Goal of the exercise: Print all of the data exactly.

-=-=-

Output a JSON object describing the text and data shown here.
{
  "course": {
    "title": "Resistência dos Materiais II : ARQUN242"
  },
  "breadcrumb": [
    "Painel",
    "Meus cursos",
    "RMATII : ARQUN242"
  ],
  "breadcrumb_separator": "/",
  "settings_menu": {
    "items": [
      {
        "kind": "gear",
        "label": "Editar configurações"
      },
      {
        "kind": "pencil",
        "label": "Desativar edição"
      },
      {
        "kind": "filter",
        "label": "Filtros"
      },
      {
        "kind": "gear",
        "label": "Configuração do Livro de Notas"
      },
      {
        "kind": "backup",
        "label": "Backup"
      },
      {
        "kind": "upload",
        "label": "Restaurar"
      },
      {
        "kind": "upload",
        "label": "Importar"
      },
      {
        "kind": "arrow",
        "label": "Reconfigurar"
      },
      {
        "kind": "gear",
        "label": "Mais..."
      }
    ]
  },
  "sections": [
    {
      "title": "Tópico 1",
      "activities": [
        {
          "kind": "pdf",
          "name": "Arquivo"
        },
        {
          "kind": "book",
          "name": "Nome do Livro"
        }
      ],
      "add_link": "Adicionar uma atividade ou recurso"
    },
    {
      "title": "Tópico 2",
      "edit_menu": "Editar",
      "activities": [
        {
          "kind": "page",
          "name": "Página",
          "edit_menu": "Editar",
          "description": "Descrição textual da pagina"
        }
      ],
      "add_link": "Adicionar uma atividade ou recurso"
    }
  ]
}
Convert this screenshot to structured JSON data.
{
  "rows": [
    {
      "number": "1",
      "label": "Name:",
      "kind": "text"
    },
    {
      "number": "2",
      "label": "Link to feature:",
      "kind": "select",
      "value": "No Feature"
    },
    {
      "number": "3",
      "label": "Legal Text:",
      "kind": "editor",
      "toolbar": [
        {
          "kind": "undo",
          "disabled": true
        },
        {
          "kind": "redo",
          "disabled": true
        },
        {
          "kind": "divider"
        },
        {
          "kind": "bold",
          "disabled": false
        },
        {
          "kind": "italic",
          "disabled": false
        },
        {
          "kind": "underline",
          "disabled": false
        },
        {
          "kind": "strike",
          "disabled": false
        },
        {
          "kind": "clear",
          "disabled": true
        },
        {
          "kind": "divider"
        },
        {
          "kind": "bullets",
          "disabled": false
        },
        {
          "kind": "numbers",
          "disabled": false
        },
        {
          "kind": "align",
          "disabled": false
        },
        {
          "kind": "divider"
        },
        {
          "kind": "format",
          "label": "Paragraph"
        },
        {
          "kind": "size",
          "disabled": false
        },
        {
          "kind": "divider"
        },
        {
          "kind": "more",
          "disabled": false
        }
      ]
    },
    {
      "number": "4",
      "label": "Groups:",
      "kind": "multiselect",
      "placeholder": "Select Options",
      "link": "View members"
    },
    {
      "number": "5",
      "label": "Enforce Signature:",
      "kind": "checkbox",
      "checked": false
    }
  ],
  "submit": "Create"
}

-=-=-

Solution for this exercise:
Output a JSON object describing the text and data shown here.
{
  "course": {
    "title": "Resistência dos Materiais II : ARQUN242"
  },
  "breadcrumb": [
    "Painel",
    "Meus cursos",
    "RMATII : ARQUN242"
  ],
  "breadcrumb_separator": "/",
  "settings_menu": {
    "items": [
      {
        "kind": "gear",
        "label": "Editar configurações"
      },
      {
        "kind": "pencil",
        "label": "Desativar edição"
      },
      {
        "kind": "filter",
        "label": "Filtros"
      },
      {
        "kind": "gear",
        "label": "Configuração do Livro de Notas"
      },
      {
        "kind": "backup",
        "label": "Backup"
      },
      {
        "kind": "upload",
        "label": "Restaurar"
      },
      {
        "kind": "upload",
        "label": "Importar"
      },
      {
        "kind": "arrow",
        "label": "Reconfigurar"
      },
      {
        "kind": "gear",
        "label": "Mais..."
      }
    ]
  },
  "sections": [
    {
      "title": "Tópico 1",
      "activities": [
        {
          "kind": "pdf",
          "name": "Arquivo"
        },
        {
          "kind": "book",
          "name": "Nome do Livro"
        }
      ],
      "add_link": "Adicionar uma atividade ou recurso"
    },
    {
      "title": "Tópico 2",
      "edit_menu": "Editar",
      "activities": [
        {
          "kind": "page",
          "name": "Página",
          "edit_menu": "Editar",
          "description": "Descrição textual da pagina"
        }
      ],
      "add_link": "Adicionar uma atividade ou recurso"
    }
  ]
}
Convert this screenshot to structured JSON data.
{
  "rows": [
    {
      "number": "1",
      "label": "Name:",
      "kind": "text"
    },
    {
      "number": "2",
      "label": "Link to feature:",
      "kind": "select",
      "value": "No Feature"
    },
    {
      "number": "3",
      "label": "Legal Text:",
      "kind": "editor",
      "toolbar": [
        {
          "kind": "undo",
          "disabled": true
        },
        {
          "kind": "redo",
          "disabled": true
        },
        {
          "kind": "divider"
        },
        {
          "kind": "bold",
          "disabled": false
        },
        {
          "kind": "italic",
          "disabled": false
        },
        {
          "kind": "underline",
          "disabled": false
        },
        {
          "kind": "strike",
          "disabled": false
        },
        {
          "kind": "clear",
          "disabled": true
        },
        {
          "kind": "divider"
        },
        {
          "kind": "bullets",
          "disabled": false
        },
        {
          "kind": "numbers",
          "disabled": false
        },
        {
          "kind": "align",
          "disabled": false
        },
        {
          "kind": "divider"
        },
        {
          "kind": "format",
          "label": "Paragraph"
        },
        {
          "kind": "size",
          "disabled": false
        },
        {
          "kind": "divider"
        },
        {
          "kind": "more",
          "disabled": false
        }
      ]
    },
    {
      "number": "4",
      "label": "Groups:",
      "kind": "multiselect",
      "placeholder": "Select Options",
      "link": "View members"
    },
    {
      "number": "5",
      "label": "Enforce Signature:",
      "kind": "checkbox",
      "checked": false
    }
  ],
  "submit": "Create"
}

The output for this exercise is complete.